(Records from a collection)

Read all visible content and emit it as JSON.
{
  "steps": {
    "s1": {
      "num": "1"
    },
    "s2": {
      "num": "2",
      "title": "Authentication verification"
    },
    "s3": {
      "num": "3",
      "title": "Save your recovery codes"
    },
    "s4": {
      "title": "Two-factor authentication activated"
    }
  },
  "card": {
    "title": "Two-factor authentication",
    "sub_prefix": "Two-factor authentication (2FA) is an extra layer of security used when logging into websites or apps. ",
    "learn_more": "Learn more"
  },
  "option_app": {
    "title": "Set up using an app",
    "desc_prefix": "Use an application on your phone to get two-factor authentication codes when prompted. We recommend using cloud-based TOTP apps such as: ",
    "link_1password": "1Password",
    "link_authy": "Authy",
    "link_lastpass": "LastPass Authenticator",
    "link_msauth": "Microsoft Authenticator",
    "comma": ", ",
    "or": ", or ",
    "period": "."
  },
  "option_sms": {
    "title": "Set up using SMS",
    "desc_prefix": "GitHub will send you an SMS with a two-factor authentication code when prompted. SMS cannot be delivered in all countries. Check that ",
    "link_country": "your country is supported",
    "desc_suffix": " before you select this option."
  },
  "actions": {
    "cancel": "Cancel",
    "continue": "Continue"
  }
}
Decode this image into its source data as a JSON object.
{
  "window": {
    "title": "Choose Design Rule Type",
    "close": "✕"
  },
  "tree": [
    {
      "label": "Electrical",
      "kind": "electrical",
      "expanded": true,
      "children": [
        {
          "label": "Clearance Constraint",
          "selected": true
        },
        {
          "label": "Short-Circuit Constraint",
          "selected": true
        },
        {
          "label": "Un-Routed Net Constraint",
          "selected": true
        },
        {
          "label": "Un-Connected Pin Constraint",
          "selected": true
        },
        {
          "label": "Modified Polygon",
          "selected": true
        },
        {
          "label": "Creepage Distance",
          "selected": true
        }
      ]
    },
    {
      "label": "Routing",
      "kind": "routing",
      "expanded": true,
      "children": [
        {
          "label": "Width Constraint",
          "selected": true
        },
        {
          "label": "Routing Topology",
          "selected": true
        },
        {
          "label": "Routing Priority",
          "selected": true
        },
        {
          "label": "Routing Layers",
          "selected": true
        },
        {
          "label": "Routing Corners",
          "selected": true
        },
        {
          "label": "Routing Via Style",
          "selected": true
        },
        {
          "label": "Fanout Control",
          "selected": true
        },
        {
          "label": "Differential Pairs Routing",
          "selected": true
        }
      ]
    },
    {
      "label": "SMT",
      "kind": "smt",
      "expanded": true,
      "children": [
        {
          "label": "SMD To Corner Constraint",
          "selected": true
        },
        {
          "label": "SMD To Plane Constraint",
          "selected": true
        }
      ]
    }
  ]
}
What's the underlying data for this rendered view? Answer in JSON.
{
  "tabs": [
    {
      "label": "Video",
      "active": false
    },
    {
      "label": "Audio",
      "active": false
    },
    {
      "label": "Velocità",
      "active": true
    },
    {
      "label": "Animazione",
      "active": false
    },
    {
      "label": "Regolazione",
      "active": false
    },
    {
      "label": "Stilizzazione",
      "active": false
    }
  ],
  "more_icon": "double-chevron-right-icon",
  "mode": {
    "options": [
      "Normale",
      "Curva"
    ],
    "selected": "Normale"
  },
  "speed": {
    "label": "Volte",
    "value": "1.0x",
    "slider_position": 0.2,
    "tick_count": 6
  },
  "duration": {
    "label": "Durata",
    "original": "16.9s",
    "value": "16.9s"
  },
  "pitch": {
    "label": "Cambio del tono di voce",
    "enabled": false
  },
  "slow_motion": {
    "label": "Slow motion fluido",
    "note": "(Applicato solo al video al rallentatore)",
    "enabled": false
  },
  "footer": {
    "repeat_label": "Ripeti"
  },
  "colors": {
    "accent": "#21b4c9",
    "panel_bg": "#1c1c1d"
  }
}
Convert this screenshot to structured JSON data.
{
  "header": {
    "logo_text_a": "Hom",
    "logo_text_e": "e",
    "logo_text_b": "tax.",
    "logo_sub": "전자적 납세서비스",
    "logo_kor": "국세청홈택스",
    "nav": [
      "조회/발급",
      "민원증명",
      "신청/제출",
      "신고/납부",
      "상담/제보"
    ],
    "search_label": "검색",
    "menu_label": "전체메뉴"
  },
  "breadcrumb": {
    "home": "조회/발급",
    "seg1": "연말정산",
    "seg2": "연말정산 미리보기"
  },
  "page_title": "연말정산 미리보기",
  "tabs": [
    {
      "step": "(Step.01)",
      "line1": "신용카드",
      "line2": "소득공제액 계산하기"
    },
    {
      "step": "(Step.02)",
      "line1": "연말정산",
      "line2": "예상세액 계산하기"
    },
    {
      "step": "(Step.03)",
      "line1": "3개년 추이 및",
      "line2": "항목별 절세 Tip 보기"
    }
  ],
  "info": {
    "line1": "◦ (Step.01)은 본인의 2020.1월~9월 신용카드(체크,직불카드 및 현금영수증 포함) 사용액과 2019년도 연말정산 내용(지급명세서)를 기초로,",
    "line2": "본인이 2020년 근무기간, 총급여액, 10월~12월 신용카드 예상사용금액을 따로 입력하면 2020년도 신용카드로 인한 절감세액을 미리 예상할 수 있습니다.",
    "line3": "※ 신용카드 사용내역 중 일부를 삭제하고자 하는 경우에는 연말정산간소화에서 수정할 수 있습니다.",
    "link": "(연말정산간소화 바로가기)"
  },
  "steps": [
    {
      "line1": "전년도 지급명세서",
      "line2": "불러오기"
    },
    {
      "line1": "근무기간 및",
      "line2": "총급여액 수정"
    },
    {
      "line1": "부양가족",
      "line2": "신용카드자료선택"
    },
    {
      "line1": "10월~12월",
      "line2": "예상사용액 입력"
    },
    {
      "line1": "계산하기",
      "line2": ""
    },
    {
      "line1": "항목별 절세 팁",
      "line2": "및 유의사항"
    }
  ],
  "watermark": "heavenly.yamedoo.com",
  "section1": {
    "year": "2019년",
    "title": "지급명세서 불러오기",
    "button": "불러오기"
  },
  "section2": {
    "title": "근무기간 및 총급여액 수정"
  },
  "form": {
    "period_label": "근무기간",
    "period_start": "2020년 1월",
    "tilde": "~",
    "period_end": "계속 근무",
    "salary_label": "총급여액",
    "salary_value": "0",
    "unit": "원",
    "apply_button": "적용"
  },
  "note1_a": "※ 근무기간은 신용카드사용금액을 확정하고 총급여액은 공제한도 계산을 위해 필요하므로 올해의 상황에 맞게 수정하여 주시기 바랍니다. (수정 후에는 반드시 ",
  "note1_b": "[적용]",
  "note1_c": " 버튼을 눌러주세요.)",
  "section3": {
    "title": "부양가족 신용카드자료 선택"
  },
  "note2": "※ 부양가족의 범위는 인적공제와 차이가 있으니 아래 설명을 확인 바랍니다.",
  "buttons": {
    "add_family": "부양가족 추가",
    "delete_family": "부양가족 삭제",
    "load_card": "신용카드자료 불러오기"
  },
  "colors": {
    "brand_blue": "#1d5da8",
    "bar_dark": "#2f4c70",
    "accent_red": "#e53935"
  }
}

* **Your objective**
Without leaving anything out, give the entries again exactly.

* **Result of the task**
Read all visible content and emit it as JSON.
{
  "steps": {
    "s1": {
      "num": "1"
    },
    "s2": {
      "num": "2",
      "title": "Authentication verification"
    },
    "s3": {
      "num": "3",
      "title": "Save your recovery codes"
    },
    "s4": {
      "title": "Two-factor authentication activated"
    }
  },
  "card": {
    "title": "Two-factor authentication",
    "sub_prefix": "Two-factor authentication (2FA) is an extra layer of security used when logging into websites or apps. ",
    "learn_more": "Learn more"
  },
  "option_app": {
    "title": "Set up using an app",
    "desc_prefix": "Use an application on your phone to get two-factor authentication codes when prompted. We recommend using cloud-based TOTP apps such as: ",
    "link_1password": "1Password",
    "link_authy": "Authy",
    "link_lastpass": "LastPass Authenticator",
    "link_msauth": "Microsoft Authenticator",
    "comma": ", ",
    "or": ", or ",
    "period": "."
  },
  "option_sms": {
    "title": "Set up using SMS",
    "desc_prefix": "GitHub will send you an SMS with a two-factor authentication code when prompted. SMS cannot be delivered in all countries. Check that ",
    "link_country": "your country is supported",
    "desc_suffix": " before you select this option."
  },
  "actions": {
    "cancel": "Cancel",
    "continue": "Continue"
  }
}
Decode this image into its source data as a JSON object.
{
  "window": {
    "title": "Choose Design Rule Type",
    "close": "✕"
  },
  "tree": [
    {
      "label": "Electrical",
      "kind": "electrical",
      "expanded": true,
      "children": [
        {
          "label": "Clearance Constraint",
          "selected": true
        },
        {
          "label": "Short-Circuit Constraint",
          "selected": true
        },
        {
          "label": "Un-Routed Net Constraint",
          "selected": true
        },
        {
          "label": "Un-Connected Pin Constraint",
          "selected": true
        },
        {
          "label": "Modified Polygon",
          "selected": true
        },
        {
          "label": "Creepage Distance",
          "selected": true
        }
      ]
    },
    {
      "label": "Routing",
      "kind": "routing",
      "expanded": true,
      "children": [
        {
          "label": "Width Constraint",
          "selected": true
        },
        {
          "label": "Routing Topology",
          "selected": true
        },
        {
          "label": "Routing Priority",
          "selected": true
        },
        {
          "label": "Routing Layers",
          "selected": true
        },
        {
          "label": "Routing Corners",
          "selected": true
        },
        {
          "label": "Routing Via Style",
          "selected": true
        },
        {
          "label": "Fanout Control",
          "selected": true
        },
        {
          "label": "Differential Pairs Routing",
          "selected": true
        }
      ]
    },
    {
      "label": "SMT",
      "kind": "smt",
      "expanded": true,
      "children": [
        {
          "label": "SMD To Corner Constraint",
          "selected": true
        },
        {
          "label": "SMD To Plane Constraint",
          "selected": true
        }
      ]
    }
  ]
}
What's the underlying data for this rendered view? Answer in JSON.
{
  "tabs": [
    {
      "label": "Video",
      "active": false
    },
    {
      "label": "Audio",
      "active": false
    },
    {
      "label": "Velocità",
      "active": true
    },
    {
      "label": "Animazione",
      "active": false
    },
    {
      "label": "Regolazione",
      "active": false
    },
    {
      "label": "Stilizzazione",
      "active": false
    }
  ],
  "more_icon": "double-chevron-right-icon",
  "mode": {
    "options": [
      "Normale",
      "Curva"
    ],
    "selected": "Normale"
  },
  "speed": {
    "label": "Volte",
    "value": "1.0x",
    "slider_position": 0.2,
    "tick_count": 6
  },
  "duration": {
    "label": "Durata",
    "original": "16.9s",
    "value": "16.9s"
  },
  "pitch": {
    "label": "Cambio del tono di voce",
    "enabled": false
  },
  "slow_motion": {
    "label": "Slow motion fluido",
    "note": "(Applicato solo al video al rallentatore)",
    "enabled": false
  },
  "footer": {
    "repeat_label": "Ripeti"
  },
  "colors": {
    "accent": "#21b4c9",
    "panel_bg": "#1c1c1d"
  }
}
Convert this screenshot to structured JSON data.
{
  "header": {
    "logo_text_a": "Hom",
    "logo_text_e": "e",
    "logo_text_b": "tax.",
    "logo_sub": "전자적 납세서비스",
    "logo_kor": "국세청홈택스",
    "nav": [
      "조회/발급",
      "민원증명",
      "신청/제출",
      "신고/납부",
      "상담/제보"
    ],
    "search_label": "검색",
    "menu_label": "전체메뉴"
  },
  "breadcrumb": {
    "home": "조회/발급",
    "seg1": "연말정산",
    "seg2": "연말정산 미리보기"
  },
  "page_title": "연말정산 미리보기",
  "tabs": [
    {
      "step": "(Step.01)",
      "line1": "신용카드",
      "line2": "소득공제액 계산하기"
    },
    {
      "step": "(Step.02)",
      "line1": "연말정산",
      "line2": "예상세액 계산하기"
    },
    {
      "step": "(Step.03)",
      "line1": "3개년 추이 및",
      "line2": "항목별 절세 Tip 보기"
    }
  ],
  "info": {
    "line1": "◦ (Step.01)은 본인의 2020.1월~9월 신용카드(체크,직불카드 및 현금영수증 포함) 사용액과 2019년도 연말정산 내용(지급명세서)를 기초로,",
    "line2": "본인이 2020년 근무기간, 총급여액, 10월~12월 신용카드 예상사용금액을 따로 입력하면 2020년도 신용카드로 인한 절감세액을 미리 예상할 수 있습니다.",
    "line3": "※ 신용카드 사용내역 중 일부를 삭제하고자 하는 경우에는 연말정산간소화에서 수정할 수 있습니다.",
    "link": "(연말정산간소화 바로가기)"
  },
  "steps": [
    {
      "line1": "전년도 지급명세서",
      "line2": "불러오기"
    },
    {
      "line1": "근무기간 및",
      "line2": "총급여액 수정"
    },
    {
      "line1": "부양가족",
      "line2": "신용카드자료선택"
    },
    {
      "line1": "10월~12월",
      "line2": "예상사용액 입력"
    },
    {
      "line1": "계산하기",
      "line2": ""
    },
    {
      "line1": "항목별 절세 팁",
      "line2": "및 유의사항"
    }
  ],
  "watermark": "heavenly.yamedoo.com",
  "section1": {
    "year": "2019년",
    "title": "지급명세서 불러오기",
    "button": "불러오기"
  },
  "section2": {
    "title": "근무기간 및 총급여액 수정"
  },
  "form": {
    "period_label": "근무기간",
    "period_start": "2020년 1월",
    "tilde": "~",
    "period_end": "계속 근무",
    "salary_label": "총급여액",
    "salary_value": "0",
    "unit": "원",
    "apply_button": "적용"
  },
  "note1_a": "※ 근무기간은 신용카드사용금액을 확정하고 총급여액은 공제한도 계산을 위해 필요하므로 올해의 상황에 맞게 수정하여 주시기 바랍니다. (수정 후에는 반드시 ",
  "note1_b": "[적용]",
  "note1_c": " 버튼을 눌러주세요.)",
  "section3": {
    "title": "부양가족 신용카드자료 선택"
  },
  "note2": "※ 부양가족의 범위는 인적공제와 차이가 있으니 아래 설명을 확인 바랍니다.",
  "buttons": {
    "add_family": "부양가족 추가",
    "delete_family": "부양가족 삭제",
    "load_card": "신용카드자료 불러오기"
  },
  "colors": {
    "brand_blue": "#1d5da8",
    "bar_dark": "#2f4c70",
    "accent_red": "#e53935"
  }
}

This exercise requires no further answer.